| Work to complete |
Lines containing the word "doch" should be extracted in full.

| Material provided |

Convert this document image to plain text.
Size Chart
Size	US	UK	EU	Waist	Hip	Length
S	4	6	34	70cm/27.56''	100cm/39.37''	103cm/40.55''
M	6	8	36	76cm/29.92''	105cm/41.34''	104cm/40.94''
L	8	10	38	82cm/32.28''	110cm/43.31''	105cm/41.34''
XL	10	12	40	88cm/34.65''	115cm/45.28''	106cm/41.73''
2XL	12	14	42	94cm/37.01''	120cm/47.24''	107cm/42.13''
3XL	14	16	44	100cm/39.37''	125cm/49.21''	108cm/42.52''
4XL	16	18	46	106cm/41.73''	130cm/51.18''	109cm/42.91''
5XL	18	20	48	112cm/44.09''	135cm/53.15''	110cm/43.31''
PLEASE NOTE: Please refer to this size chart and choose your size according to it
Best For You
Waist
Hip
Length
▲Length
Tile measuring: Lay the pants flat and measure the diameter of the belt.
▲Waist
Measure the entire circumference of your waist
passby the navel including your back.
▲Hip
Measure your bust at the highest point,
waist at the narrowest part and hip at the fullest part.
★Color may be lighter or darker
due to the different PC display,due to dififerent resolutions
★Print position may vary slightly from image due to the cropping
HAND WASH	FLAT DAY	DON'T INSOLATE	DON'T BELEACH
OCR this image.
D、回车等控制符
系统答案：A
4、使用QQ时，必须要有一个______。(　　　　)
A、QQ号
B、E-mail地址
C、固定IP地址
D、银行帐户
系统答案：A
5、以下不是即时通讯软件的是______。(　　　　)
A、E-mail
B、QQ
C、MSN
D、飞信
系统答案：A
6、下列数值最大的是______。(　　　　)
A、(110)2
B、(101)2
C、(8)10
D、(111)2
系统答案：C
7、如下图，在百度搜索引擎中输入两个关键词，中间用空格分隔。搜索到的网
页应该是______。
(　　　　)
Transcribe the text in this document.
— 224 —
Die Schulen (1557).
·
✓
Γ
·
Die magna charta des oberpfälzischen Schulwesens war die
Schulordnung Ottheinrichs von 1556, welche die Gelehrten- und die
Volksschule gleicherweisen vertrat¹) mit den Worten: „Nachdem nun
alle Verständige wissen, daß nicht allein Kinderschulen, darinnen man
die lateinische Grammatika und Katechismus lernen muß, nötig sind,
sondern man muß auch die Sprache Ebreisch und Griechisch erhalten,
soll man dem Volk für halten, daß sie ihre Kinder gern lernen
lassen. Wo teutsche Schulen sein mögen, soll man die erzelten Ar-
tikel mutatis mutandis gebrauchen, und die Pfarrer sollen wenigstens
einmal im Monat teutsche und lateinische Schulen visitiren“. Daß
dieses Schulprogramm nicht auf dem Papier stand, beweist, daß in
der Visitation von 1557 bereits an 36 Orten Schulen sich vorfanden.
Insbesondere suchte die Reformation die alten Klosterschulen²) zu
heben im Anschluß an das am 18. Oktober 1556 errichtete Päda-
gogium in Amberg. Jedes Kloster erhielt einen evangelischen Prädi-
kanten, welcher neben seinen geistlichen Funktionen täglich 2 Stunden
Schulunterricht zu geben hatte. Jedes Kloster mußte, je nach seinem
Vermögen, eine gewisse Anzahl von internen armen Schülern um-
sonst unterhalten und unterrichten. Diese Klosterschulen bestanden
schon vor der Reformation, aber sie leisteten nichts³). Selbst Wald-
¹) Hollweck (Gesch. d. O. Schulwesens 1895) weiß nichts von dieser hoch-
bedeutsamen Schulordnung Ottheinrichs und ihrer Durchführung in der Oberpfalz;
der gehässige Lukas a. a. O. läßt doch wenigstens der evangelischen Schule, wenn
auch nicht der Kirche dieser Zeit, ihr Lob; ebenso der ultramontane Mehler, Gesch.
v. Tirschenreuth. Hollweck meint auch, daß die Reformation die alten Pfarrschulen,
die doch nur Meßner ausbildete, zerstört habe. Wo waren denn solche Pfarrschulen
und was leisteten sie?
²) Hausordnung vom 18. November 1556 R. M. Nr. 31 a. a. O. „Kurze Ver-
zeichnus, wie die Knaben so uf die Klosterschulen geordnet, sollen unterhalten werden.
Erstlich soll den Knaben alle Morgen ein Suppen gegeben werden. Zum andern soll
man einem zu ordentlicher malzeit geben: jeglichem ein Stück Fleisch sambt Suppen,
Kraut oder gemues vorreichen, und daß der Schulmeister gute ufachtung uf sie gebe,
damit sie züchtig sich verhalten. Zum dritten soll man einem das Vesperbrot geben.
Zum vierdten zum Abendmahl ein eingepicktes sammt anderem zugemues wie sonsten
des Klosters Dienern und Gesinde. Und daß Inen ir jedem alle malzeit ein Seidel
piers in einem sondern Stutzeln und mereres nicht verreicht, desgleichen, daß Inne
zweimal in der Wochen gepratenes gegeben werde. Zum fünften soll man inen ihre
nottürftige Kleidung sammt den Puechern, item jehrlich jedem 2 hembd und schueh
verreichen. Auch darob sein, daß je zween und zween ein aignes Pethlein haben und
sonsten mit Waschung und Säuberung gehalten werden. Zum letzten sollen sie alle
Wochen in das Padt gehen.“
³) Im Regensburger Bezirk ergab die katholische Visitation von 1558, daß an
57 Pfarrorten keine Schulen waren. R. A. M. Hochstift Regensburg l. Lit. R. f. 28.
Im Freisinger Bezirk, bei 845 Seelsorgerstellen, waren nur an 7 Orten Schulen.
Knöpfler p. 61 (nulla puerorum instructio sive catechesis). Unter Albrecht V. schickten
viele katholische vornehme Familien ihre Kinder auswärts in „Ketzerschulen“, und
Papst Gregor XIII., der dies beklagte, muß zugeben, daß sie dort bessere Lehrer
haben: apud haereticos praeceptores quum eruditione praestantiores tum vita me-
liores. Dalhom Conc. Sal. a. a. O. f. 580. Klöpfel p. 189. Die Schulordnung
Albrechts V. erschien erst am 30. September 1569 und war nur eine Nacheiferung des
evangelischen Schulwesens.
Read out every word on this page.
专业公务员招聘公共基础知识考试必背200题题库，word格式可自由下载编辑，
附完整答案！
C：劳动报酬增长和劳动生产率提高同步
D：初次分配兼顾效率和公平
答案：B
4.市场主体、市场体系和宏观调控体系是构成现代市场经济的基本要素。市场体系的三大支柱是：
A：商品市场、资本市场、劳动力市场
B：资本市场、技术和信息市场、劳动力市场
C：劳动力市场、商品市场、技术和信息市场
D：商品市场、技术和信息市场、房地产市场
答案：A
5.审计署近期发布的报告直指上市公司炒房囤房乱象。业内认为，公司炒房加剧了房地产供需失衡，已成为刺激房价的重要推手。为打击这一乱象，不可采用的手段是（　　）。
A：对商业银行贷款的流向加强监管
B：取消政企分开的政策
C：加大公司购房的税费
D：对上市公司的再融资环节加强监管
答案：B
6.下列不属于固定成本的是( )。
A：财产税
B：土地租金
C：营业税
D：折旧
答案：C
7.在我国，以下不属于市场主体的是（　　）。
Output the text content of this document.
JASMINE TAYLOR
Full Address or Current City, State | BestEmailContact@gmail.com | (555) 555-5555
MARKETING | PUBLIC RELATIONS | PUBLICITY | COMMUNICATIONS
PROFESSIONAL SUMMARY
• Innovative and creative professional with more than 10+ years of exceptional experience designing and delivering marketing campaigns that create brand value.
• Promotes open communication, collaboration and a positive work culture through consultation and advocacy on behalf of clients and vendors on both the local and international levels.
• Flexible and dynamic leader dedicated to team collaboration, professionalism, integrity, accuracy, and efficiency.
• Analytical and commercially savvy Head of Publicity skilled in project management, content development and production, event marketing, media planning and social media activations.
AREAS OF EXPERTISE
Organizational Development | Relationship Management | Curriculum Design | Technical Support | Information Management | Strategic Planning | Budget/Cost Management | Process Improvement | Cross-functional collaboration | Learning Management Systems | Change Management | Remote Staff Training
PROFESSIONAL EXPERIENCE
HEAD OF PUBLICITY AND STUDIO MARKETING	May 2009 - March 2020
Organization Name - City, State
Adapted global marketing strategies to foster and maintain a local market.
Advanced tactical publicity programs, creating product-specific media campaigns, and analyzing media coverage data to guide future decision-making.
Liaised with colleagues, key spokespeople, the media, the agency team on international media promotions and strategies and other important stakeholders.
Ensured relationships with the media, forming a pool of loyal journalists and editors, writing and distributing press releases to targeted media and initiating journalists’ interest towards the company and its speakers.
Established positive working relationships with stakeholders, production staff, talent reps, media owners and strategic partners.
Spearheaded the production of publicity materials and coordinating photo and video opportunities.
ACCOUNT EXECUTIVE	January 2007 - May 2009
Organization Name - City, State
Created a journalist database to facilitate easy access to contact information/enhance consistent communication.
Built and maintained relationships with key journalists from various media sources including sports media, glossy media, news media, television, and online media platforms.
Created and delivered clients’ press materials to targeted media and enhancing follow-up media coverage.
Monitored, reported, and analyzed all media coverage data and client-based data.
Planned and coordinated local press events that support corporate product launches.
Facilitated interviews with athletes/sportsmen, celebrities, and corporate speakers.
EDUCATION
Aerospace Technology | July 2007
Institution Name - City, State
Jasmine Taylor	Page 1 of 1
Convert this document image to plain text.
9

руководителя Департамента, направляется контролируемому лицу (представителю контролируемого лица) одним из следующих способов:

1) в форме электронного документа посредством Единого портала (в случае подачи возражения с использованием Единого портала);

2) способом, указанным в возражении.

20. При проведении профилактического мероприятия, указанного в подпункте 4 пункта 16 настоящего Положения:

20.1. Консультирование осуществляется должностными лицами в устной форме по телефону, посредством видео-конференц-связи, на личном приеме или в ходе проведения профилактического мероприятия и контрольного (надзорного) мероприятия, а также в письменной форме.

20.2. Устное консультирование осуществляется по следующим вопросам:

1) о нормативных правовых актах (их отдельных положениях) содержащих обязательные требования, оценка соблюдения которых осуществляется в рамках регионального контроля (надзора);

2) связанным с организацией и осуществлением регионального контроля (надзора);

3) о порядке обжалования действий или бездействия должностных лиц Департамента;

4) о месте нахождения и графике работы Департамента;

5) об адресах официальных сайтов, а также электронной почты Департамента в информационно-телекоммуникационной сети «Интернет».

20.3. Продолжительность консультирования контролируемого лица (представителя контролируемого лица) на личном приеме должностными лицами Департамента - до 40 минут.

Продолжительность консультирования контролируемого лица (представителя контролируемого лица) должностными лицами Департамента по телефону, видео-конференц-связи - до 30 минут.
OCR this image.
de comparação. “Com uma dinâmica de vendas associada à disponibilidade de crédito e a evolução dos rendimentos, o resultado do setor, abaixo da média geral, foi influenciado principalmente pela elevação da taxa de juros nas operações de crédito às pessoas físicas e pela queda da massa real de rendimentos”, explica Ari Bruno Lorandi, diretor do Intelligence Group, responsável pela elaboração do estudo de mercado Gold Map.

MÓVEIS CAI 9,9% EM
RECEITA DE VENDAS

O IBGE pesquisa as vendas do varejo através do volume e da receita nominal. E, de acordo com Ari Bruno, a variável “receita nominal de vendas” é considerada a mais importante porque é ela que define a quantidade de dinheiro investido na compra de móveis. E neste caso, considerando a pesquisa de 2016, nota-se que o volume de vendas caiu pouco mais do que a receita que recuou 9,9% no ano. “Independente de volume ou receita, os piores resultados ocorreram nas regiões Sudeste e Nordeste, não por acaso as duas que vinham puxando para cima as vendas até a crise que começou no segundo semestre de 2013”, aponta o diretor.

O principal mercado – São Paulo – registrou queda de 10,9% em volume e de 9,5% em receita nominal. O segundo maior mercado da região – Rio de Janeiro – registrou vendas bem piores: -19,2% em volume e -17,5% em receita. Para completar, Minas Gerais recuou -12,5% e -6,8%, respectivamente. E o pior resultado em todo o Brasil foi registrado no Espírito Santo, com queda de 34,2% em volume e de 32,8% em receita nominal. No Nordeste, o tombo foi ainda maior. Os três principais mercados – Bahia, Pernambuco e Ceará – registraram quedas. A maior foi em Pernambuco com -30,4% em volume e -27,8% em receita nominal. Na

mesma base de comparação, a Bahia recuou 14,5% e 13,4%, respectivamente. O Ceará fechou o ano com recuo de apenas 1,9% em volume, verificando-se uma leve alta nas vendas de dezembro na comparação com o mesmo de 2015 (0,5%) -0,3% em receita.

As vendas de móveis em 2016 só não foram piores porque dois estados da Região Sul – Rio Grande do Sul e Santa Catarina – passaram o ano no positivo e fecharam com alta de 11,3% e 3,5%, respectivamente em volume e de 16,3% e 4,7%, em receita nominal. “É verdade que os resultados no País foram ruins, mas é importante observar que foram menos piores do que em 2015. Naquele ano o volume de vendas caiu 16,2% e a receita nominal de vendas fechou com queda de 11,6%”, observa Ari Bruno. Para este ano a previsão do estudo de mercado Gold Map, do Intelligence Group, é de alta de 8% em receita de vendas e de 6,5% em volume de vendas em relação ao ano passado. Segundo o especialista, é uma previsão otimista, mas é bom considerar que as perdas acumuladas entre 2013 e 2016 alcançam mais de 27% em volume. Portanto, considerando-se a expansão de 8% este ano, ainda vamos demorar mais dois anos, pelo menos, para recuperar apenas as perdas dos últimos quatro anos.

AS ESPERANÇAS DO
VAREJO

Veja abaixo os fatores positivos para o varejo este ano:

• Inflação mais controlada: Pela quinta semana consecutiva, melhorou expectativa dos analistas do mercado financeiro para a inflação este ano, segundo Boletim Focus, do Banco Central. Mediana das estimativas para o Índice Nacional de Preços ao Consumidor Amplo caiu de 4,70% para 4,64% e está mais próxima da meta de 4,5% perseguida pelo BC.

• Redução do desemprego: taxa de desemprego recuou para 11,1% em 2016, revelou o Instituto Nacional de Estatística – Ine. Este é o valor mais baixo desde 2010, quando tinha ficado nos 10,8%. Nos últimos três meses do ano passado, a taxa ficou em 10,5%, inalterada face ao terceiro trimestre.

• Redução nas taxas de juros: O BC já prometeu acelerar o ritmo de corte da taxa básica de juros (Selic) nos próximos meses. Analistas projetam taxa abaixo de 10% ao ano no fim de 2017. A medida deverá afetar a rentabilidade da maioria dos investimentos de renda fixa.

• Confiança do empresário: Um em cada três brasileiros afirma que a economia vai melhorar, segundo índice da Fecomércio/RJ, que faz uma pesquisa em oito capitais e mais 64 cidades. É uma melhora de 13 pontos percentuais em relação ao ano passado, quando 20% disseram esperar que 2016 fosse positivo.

| Exercise solution |
der gehässige Lukas a. a. O. läßt doch wenigstens der evangelischen Schule, wenn
die doch nur Meßner ausbildete, zerstört habe. Wo waren denn solche Pfarrschulen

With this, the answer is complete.